## Start RECORD EXCERPTS
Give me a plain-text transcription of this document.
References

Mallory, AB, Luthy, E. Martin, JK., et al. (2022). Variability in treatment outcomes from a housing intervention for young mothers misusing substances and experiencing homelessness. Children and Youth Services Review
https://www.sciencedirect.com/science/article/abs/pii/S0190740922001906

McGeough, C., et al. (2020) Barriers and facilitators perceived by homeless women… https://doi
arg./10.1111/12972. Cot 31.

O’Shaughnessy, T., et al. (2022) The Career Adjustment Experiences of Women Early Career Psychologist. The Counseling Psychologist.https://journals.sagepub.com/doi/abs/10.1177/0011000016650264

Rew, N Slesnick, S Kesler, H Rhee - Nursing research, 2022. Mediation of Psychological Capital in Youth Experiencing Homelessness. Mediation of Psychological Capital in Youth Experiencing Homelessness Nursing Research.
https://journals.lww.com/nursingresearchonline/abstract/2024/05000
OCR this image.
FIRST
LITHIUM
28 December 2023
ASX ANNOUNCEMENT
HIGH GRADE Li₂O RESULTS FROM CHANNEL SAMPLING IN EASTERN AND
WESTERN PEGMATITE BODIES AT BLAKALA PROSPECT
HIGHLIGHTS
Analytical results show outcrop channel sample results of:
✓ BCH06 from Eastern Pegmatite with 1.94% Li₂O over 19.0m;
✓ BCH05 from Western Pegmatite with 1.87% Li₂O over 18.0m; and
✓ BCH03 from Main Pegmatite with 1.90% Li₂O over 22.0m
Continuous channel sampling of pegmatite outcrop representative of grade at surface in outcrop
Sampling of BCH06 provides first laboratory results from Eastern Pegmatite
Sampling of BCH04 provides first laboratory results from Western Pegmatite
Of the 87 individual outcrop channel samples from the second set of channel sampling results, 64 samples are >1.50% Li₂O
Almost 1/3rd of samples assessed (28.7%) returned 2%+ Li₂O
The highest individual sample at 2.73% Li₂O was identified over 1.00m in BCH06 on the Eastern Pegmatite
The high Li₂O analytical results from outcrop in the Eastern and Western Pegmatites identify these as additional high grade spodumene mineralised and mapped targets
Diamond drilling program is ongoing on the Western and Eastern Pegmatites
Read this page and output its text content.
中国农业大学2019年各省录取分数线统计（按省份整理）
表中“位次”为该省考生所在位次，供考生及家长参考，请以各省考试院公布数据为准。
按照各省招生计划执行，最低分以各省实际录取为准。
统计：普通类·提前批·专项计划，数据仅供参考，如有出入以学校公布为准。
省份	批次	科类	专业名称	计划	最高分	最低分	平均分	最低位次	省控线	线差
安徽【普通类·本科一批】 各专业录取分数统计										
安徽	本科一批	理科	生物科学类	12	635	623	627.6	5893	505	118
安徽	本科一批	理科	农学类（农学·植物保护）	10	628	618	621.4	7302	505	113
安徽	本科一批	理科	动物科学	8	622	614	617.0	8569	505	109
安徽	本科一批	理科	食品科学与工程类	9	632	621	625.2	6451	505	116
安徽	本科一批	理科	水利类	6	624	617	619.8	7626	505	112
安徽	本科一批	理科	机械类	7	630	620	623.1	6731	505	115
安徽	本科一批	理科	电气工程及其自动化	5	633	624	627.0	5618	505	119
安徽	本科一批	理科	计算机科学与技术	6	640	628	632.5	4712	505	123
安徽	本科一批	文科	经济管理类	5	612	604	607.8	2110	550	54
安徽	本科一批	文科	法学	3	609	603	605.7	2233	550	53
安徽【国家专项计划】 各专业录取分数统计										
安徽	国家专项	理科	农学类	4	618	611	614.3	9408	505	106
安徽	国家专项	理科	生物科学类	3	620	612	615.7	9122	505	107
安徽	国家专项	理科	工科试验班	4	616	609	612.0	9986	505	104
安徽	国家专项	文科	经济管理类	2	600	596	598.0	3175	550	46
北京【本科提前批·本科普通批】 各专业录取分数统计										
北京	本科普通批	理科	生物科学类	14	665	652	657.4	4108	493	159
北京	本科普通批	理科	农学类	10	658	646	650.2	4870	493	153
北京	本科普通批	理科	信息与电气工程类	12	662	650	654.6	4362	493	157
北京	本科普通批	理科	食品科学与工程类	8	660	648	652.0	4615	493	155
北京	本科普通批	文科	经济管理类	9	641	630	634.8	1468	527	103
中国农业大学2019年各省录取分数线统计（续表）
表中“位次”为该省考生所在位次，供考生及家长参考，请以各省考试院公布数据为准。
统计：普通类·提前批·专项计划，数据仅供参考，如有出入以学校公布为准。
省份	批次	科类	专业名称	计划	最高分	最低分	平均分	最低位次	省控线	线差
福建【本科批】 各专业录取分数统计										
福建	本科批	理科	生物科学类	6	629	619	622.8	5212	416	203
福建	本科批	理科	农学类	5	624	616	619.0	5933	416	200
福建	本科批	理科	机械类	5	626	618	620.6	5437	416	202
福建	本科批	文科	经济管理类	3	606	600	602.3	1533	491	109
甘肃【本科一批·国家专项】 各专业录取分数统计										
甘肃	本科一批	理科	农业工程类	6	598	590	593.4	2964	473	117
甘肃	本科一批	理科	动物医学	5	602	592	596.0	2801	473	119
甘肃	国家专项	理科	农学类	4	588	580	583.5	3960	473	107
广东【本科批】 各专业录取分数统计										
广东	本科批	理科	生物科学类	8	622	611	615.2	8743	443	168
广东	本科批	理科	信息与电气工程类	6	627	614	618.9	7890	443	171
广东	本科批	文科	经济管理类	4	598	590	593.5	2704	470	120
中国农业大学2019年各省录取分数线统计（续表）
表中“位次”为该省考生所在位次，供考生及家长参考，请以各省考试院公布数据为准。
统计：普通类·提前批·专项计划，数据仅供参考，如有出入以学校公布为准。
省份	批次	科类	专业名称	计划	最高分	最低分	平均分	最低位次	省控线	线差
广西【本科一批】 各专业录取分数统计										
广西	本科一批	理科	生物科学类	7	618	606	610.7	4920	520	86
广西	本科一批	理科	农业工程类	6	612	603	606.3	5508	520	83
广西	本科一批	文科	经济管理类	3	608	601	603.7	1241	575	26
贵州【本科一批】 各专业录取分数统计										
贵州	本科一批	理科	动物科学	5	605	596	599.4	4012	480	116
## End RECORD EXCERPTS
## GIVEN TASK
Quote all the records. Keep every word exact.

## ANSWER TO THE TASK
Give me a plain-text transcription of this document.
References

Mallory, AB, Luthy, E. Martin, JK., et al. (2022). Variability in treatment outcomes from a housing intervention for young mothers misusing substances and experiencing homelessness. Children and Youth Services Review
https://www.sciencedirect.com/science/article/abs/pii/S0190740922001906

McGeough, C., et al. (2020) Barriers and facilitators perceived by homeless women… https://doi
arg./10.1111/12972. Cot 31.

O’Shaughnessy, T., et al. (2022) The Career Adjustment Experiences of Women Early Career Psychologist. The Counseling Psychologist.https://journals.sagepub.com/doi/abs/10.1177/0011000016650264

Rew, N Slesnick, S Kesler, H Rhee - Nursing research, 2022. Mediation of Psychological Capital in Youth Experiencing Homelessness. Mediation of Psychological Capital in Youth Experiencing Homelessness Nursing Research.
https://journals.lww.com/nursingresearchonline/abstract/2024/05000
OCR this image.
FIRST
LITHIUM
28 December 2023
ASX ANNOUNCEMENT
HIGH GRADE Li₂O RESULTS FROM CHANNEL SAMPLING IN EASTERN AND
WESTERN PEGMATITE BODIES AT BLAKALA PROSPECT
HIGHLIGHTS
Analytical results show outcrop channel sample results of:
✓ BCH06 from Eastern Pegmatite with 1.94% Li₂O over 19.0m;
✓ BCH05 from Western Pegmatite with 1.87% Li₂O over 18.0m; and
✓ BCH03 from Main Pegmatite with 1.90% Li₂O over 22.0m
Continuous channel sampling of pegmatite outcrop representative of grade at surface in outcrop
Sampling of BCH06 provides first laboratory results from Eastern Pegmatite
Sampling of BCH04 provides first laboratory results from Western Pegmatite
Of the 87 individual outcrop channel samples from the second set of channel sampling results, 64 samples are >1.50% Li₂O
Almost 1/3rd of samples assessed (28.7%) returned 2%+ Li₂O
The highest individual sample at 2.73% Li₂O was identified over 1.00m in BCH06 on the Eastern Pegmatite
The high Li₂O analytical results from outcrop in the Eastern and Western Pegmatites identify these as additional high grade spodumene mineralised and mapped targets
Diamond drilling program is ongoing on the Western and Eastern Pegmatites
Read this page and output its text content.
中国农业大学2019年各省录取分数线统计（按省份整理）
表中“位次”为该省考生所在位次，供考生及家长参考，请以各省考试院公布数据为准。
按照各省招生计划执行，最低分以各省实际录取为准。
统计：普通类·提前批·专项计划，数据仅供参考，如有出入以学校公布为准。
省份	批次	科类	专业名称	计划	最高分	最低分	平均分	最低位次	省控线	线差
安徽【普通类·本科一批】 各专业录取分数统计										
安徽	本科一批	理科	生物科学类	12	635	623	627.6	5893	505	118
安徽	本科一批	理科	农学类（农学·植物保护）	10	628	618	621.4	7302	505	113
安徽	本科一批	理科	动物科学	8	622	614	617.0	8569	505	109
安徽	本科一批	理科	食品科学与工程类	9	632	621	625.2	6451	505	116
安徽	本科一批	理科	水利类	6	624	617	619.8	7626	505	112
安徽	本科一批	理科	机械类	7	630	620	623.1	6731	505	115
安徽	本科一批	理科	电气工程及其自动化	5	633	624	627.0	5618	505	119
安徽	本科一批	理科	计算机科学与技术	6	640	628	632.5	4712	505	123
安徽	本科一批	文科	经济管理类	5	612	604	607.8	2110	550	54
安徽	本科一批	文科	法学	3	609	603	605.7	2233	550	53
安徽【国家专项计划】 各专业录取分数统计										
安徽	国家专项	理科	农学类	4	618	611	614.3	9408	505	106
安徽	国家专项	理科	生物科学类	3	620	612	615.7	9122	505	107
安徽	国家专项	理科	工科试验班	4	616	609	612.0	9986	505	104
安徽	国家专项	文科	经济管理类	2	600	596	598.0	3175	550	46
北京【本科提前批·本科普通批】 各专业录取分数统计										
北京	本科普通批	理科	生物科学类	14	665	652	657.4	4108	493	159
北京	本科普通批	理科	农学类	10	658	646	650.2	4870	493	153
北京	本科普通批	理科	信息与电气工程类	12	662	650	654.6	4362	493	157
北京	本科普通批	理科	食品科学与工程类	8	660	648	652.0	4615	493	155
北京	本科普通批	文科	经济管理类	9	641	630	634.8	1468	527	103
中国农业大学2019年各省录取分数线统计（续表）
表中“位次”为该省考生所在位次，供考生及家长参考，请以各省考试院公布数据为准。
统计：普通类·提前批·专项计划，数据仅供参考，如有出入以学校公布为准。
省份	批次	科类	专业名称	计划	最高分	最低分	平均分	最低位次	省控线	线差
福建【本科批】 各专业录取分数统计										
福建	本科批	理科	生物科学类	6	629	619	622.8	5212	416	203
福建	本科批	理科	农学类	5	624	616	619.0	5933	416	200
福建	本科批	理科	机械类	5	626	618	620.6	5437	416	202
福建	本科批	文科	经济管理类	3	606	600	602.3	1533	491	109
甘肃【本科一批·国家专项】 各专业录取分数统计										
甘肃	本科一批	理科	农业工程类	6	598	590	593.4	2964	473	117
甘肃	本科一批	理科	动物医学	5	602	592	596.0	2801	473	119
甘肃	国家专项	理科	农学类	4	588	580	583.5	3960	473	107
广东【本科批】 各专业录取分数统计										
广东	本科批	理科	生物科学类	8	622	611	615.2	8743	443	168
广东	本科批	理科	信息与电气工程类	6	627	614	618.9	7890	443	171
广东	本科批	文科	经济管理类	4	598	590	593.5	2704	470	120
中国农业大学2019年各省录取分数线统计（续表）
表中“位次”为该省考生所在位次，供考生及家长参考，请以各省考试院公布数据为准。
统计：普通类·提前批·专项计划，数据仅供参考，如有出入以学校公布为准。
省份	批次	科类	专业名称	计划	最高分	最低分	平均分	最低位次	省控线	线差
广西【本科一批】 各专业录取分数统计										
广西	本科一批	理科	生物科学类	7	618	606	610.7	4920	520	86
广西	本科一批	理科	农业工程类	6	612	603	606.3	5508	520	83
广西	本科一批	文科	经济管理类	3	608	601	603.7	1241	575	26
贵州【本科一批】 各专业录取分数统计										
贵州	本科一批	理科	动物科学	5	605	596	599.4	4012	480	116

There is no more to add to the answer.